Exercise requirements >> Copy out the whole listing exactly as written, leaving the pictures behind.

Dataset records >>
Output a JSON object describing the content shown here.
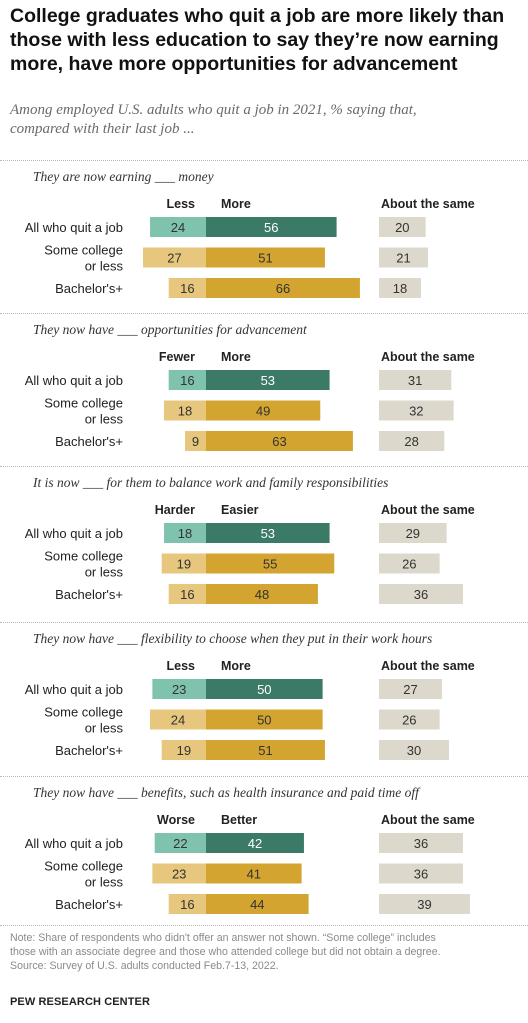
{
  "header": {
    "title_lines": [
      "College graduates who quit a job are more likely than",
      "those with less education to say they’re now earning",
      "more, have more opportunities for advancement"
    ],
    "subtitle_lines": [
      "Among employed U.S. adults who quit a job in 2021, % saying that,",
      "compared with their last job ..."
    ]
  },
  "colors": {
    "neg_teal": "#7fc3ae",
    "pos_teal": "#3a7a66",
    "neg_gold": "#e6c77d",
    "pos_gold": "#d3a42f",
    "same": "#dcd8cc",
    "text_on_dark": "#ffffff",
    "text_on_light": "#333333"
  },
  "chart_data": [
    {
      "type": "bar",
      "title": "They are now earning ___ money",
      "neg_label": "Less",
      "pos_label": "More",
      "same_label": "About the same",
      "categories": [
        "All who quit a job",
        "Some college or less",
        "Bachelor's+"
      ],
      "series": [
        {
          "name": "Less",
          "values": [
            24,
            27,
            16
          ]
        },
        {
          "name": "More",
          "values": [
            56,
            51,
            66
          ]
        },
        {
          "name": "About the same",
          "values": [
            20,
            21,
            18
          ]
        }
      ]
    },
    {
      "type": "bar",
      "title": "They now have ___ opportunities for advancement",
      "neg_label": "Fewer",
      "pos_label": "More",
      "same_label": "About the same",
      "categories": [
        "All who quit a job",
        "Some college or less",
        "Bachelor's+"
      ],
      "series": [
        {
          "name": "Fewer",
          "values": [
            16,
            18,
            9
          ]
        },
        {
          "name": "More",
          "values": [
            53,
            49,
            63
          ]
        },
        {
          "name": "About the same",
          "values": [
            31,
            32,
            28
          ]
        }
      ]
    },
    {
      "type": "bar",
      "title": "It is now ___ for them to balance work and family responsibilities",
      "neg_label": "Harder",
      "pos_label": "Easier",
      "same_label": "About the same",
      "categories": [
        "All who quit a job",
        "Some college or less",
        "Bachelor's+"
      ],
      "series": [
        {
          "name": "Harder",
          "values": [
            18,
            19,
            16
          ]
        },
        {
          "name": "Easier",
          "values": [
            53,
            55,
            48
          ]
        },
        {
          "name": "About the same",
          "values": [
            29,
            26,
            36
          ]
        }
      ]
    },
    {
      "type": "bar",
      "title": "They now have ___ flexibility to choose when they put in their work hours",
      "neg_label": "Less",
      "pos_label": "More",
      "same_label": "About the same",
      "categories": [
        "All who quit a job",
        "Some college or less",
        "Bachelor's+"
      ],
      "series": [
        {
          "name": "Less",
          "values": [
            23,
            24,
            19
          ]
        },
        {
          "name": "More",
          "values": [
            50,
            50,
            51
          ]
        },
        {
          "name": "About the same",
          "values": [
            27,
            26,
            30
          ]
        }
      ]
    },
    {
      "type": "bar",
      "title": "They now have ___ benefits, such as health insurance and paid time off",
      "neg_label": "Worse",
      "pos_label": "Better",
      "same_label": "About the same",
      "categories": [
        "All who quit a job",
        "Some college or less",
        "Bachelor's+"
      ],
      "series": [
        {
          "name": "Worse",
          "values": [
            22,
            23,
            16
          ]
        },
        {
          "name": "Better",
          "values": [
            42,
            41,
            44
          ]
        },
        {
          "name": "About the same",
          "values": [
            36,
            36,
            39
          ]
        }
      ]
    }
  ],
  "note_lines": [
    "Note: Share of respondents who didn't offer an answer not shown. “Some college” includes",
    "those with an associate degree and those who attended college but did not obtain a degree.",
    "Source: Survey of U.S. adults conducted Feb.7-13, 2022."
  ],
  "footer": "PEW RESEARCH CENTER"
}
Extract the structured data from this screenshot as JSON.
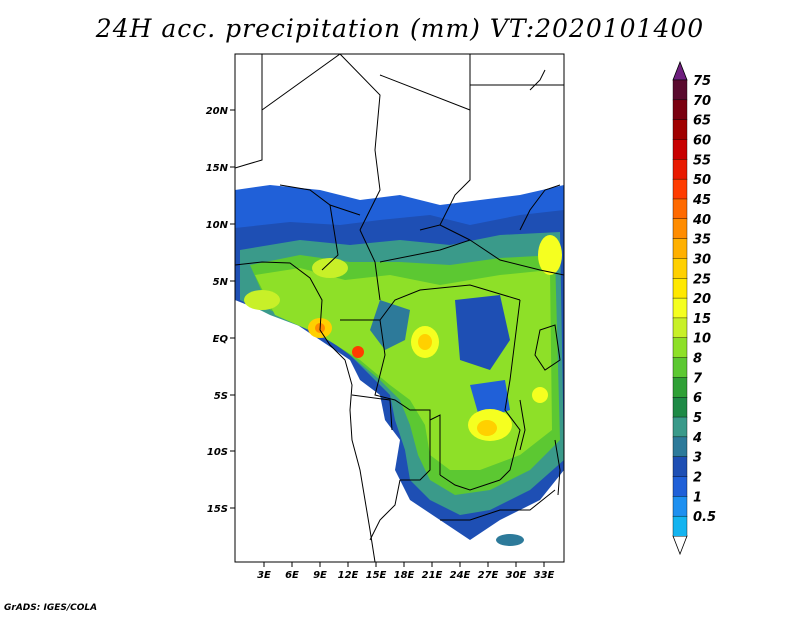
{
  "title": "24H acc. precipitation (mm) VT:2020101400",
  "credit": "GrADS: IGES/COLA",
  "map": {
    "lat_labels": [
      "20N",
      "15N",
      "10N",
      "5N",
      "EQ",
      "5S",
      "10S",
      "15S"
    ],
    "lon_labels": [
      "3E",
      "6E",
      "9E",
      "12E",
      "15E",
      "18E",
      "21E",
      "24E",
      "27E",
      "30E",
      "33E"
    ]
  },
  "colorbar": {
    "levels": [
      "75",
      "70",
      "65",
      "60",
      "55",
      "50",
      "45",
      "40",
      "35",
      "30",
      "25",
      "20",
      "15",
      "10",
      "8",
      "7",
      "6",
      "5",
      "4",
      "3",
      "2",
      "1",
      "0.5"
    ],
    "colors": [
      "#5a0a2e",
      "#7a0010",
      "#a00000",
      "#c80000",
      "#e81a00",
      "#ff3c00",
      "#ff6a00",
      "#ff8c00",
      "#ffb000",
      "#ffd000",
      "#ffe800",
      "#f5ff20",
      "#c8f028",
      "#8ee028",
      "#5cc832",
      "#2fa036",
      "#1e8a46",
      "#3a9a8a",
      "#2d7a9a",
      "#1e4fb4",
      "#2060d8",
      "#1e90f0",
      "#14b4f0"
    ],
    "top_cap_color": "#6e1f7e"
  }
}
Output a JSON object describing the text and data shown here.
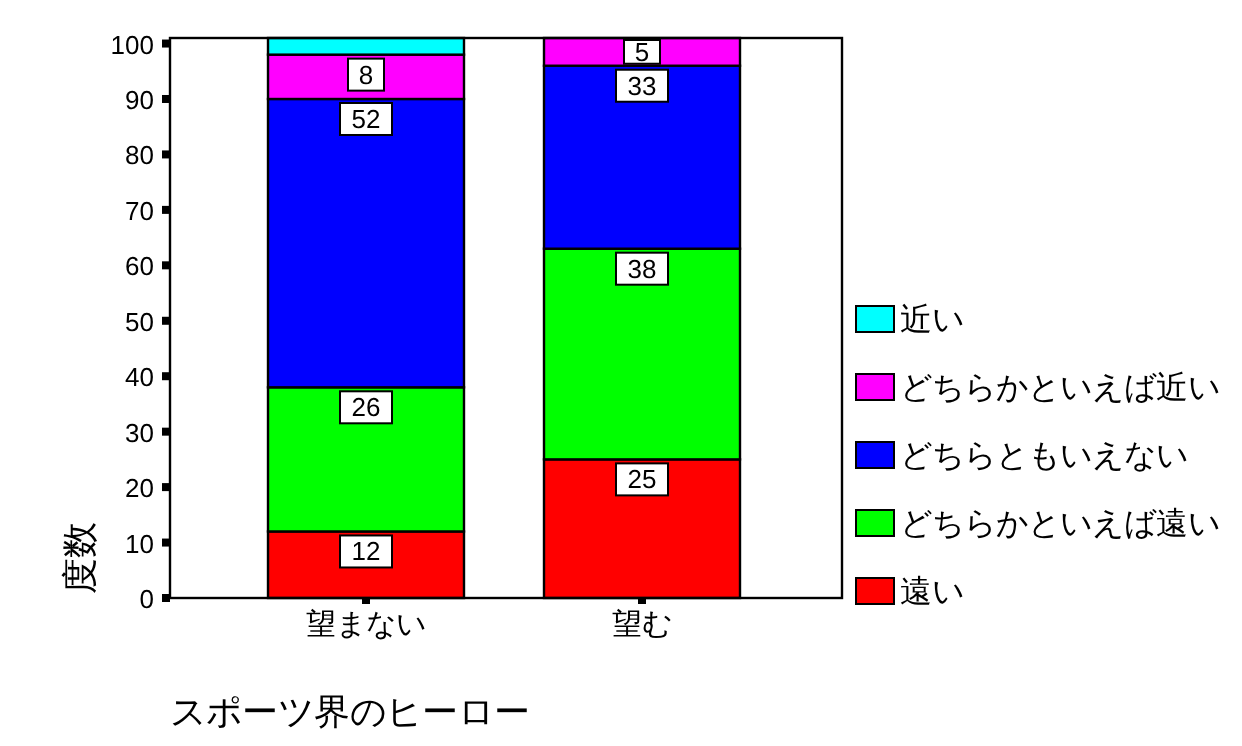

Worked answer >>
Output a JSON object describing the content shown here.
{
  "header": {
    "title_lines": [
      "College graduates who quit a job are more likely than",
      "those with less education to say they’re now earning",
      "more, have more opportunities for advancement"
    ],
    "subtitle_lines": [
      "Among employed U.S. adults who quit a job in 2021, % saying that,",
      "compared with their last job ..."
    ]
  },
  "colors": {
    "neg_teal": "#7fc3ae",
    "pos_teal": "#3a7a66",
    "neg_gold": "#e6c77d",
    "pos_gold": "#d3a42f",
    "same": "#dcd8cc",
    "text_on_dark": "#ffffff",
    "text_on_light": "#333333"
  },
  "chart_data": [
    {
      "type": "bar",
      "title": "They are now earning ___ money",
      "neg_label": "Less",
      "pos_label": "More",
      "same_label": "About the same",
      "categories": [
        "All who quit a job",
        "Some college or less",
        "Bachelor's+"
      ],
      "series": [
        {
          "name": "Less",
          "values": [
            24,
            27,
            16
          ]
        },
        {
          "name": "More",
          "values": [
            56,
            51,
            66
          ]
        },
        {
          "name": "About the same",
          "values": [
            20,
            21,
            18
          ]
        }
      ]
    },
    {
      "type": "bar",
      "title": "They now have ___ opportunities for advancement",
      "neg_label": "Fewer",
      "pos_label": "More",
      "same_label": "About the same",
      "categories": [
        "All who quit a job",
        "Some college or less",
        "Bachelor's+"
      ],
      "series": [
        {
          "name": "Fewer",
          "values": [
            16,
            18,
            9
          ]
        },
        {
          "name": "More",
          "values": [
            53,
            49,
            63
          ]
        },
        {
          "name": "About the same",
          "values": [
            31,
            32,
            28
          ]
        }
      ]
    },
    {
      "type": "bar",
      "title": "It is now ___ for them to balance work and family responsibilities",
      "neg_label": "Harder",
      "pos_label": "Easier",
      "same_label": "About the same",
      "categories": [
        "All who quit a job",
        "Some college or less",
        "Bachelor's+"
      ],
      "series": [
        {
          "name": "Harder",
          "values": [
            18,
            19,
            16
          ]
        },
        {
          "name": "Easier",
          "values": [
            53,
            55,
            48
          ]
        },
        {
          "name": "About the same",
          "values": [
            29,
            26,
            36
          ]
        }
      ]
    },
    {
      "type": "bar",
      "title": "They now have ___ flexibility to choose when they put in their work hours",
      "neg_label": "Less",
      "pos_label": "More",
      "same_label": "About the same",
      "categories": [
        "All who quit a job",
        "Some college or less",
        "Bachelor's+"
      ],
      "series": [
        {
          "name": "Less",
          "values": [
            23,
            24,
            19
          ]
        },
        {
          "name": "More",
          "values": [
            50,
            50,
            51
          ]
        },
        {
          "name": "About the same",
          "values": [
            27,
            26,
            30
          ]
        }
      ]
    },
    {
      "type": "bar",
      "title": "They now have ___ benefits, such as health insurance and paid time off",
      "neg_label": "Worse",
      "pos_label": "Better",
      "same_label": "About the same",
      "categories": [
        "All who quit a job",
        "Some college or less",
        "Bachelor's+"
      ],
      "series": [
        {
          "name": "Worse",
          "values": [
            22,
            23,
            16
          ]
        },
        {
          "name": "Better",
          "values": [
            42,
            41,
            44
          ]
        },
        {
          "name": "About the same",
          "values": [
            36,
            36,
            39
          ]
        }
      ]
    }
  ],
  "note_lines": [
    "Note: Share of respondents who didn't offer an answer not shown. “Some college” includes",
    "those with an associate degree and those who attended college but did not obtain a degree.",
    "Source: Survey of U.S. adults conducted Feb.7-13, 2022."
  ],
  "footer": "PEW RESEARCH CENTER"
}
Extract the structured data from this screenshot as JSON.
{
  "title": "24H acc. precipitation (mm) VT:2020101400",
  "credit": "GrADS: IGES/COLA",
  "map": {
    "lat_labels": [
      "20N",
      "15N",
      "10N",
      "5N",
      "EQ",
      "5S",
      "10S",
      "15S"
    ],
    "lon_labels": [
      "3E",
      "6E",
      "9E",
      "12E",
      "15E",
      "18E",
      "21E",
      "24E",
      "27E",
      "30E",
      "33E"
    ]
  },
  "colorbar": {
    "levels": [
      "75",
      "70",
      "65",
      "60",
      "55",
      "50",
      "45",
      "40",
      "35",
      "30",
      "25",
      "20",
      "15",
      "10",
      "8",
      "7",
      "6",
      "5",
      "4",
      "3",
      "2",
      "1",
      "0.5"
    ],
    "colors": [
      "#5a0a2e",
      "#7a0010",
      "#a00000",
      "#c80000",
      "#e81a00",
      "#ff3c00",
      "#ff6a00",
      "#ff8c00",
      "#ffb000",
      "#ffd000",
      "#ffe800",
      "#f5ff20",
      "#c8f028",
      "#8ee028",
      "#5cc832",
      "#2fa036",
      "#1e8a46",
      "#3a9a8a",
      "#2d7a9a",
      "#1e4fb4",
      "#2060d8",
      "#1e90f0",
      "#14b4f0"
    ],
    "top_cap_color": "#6e1f7e"
  }
}
Output a JSON object describing the text and data shown here.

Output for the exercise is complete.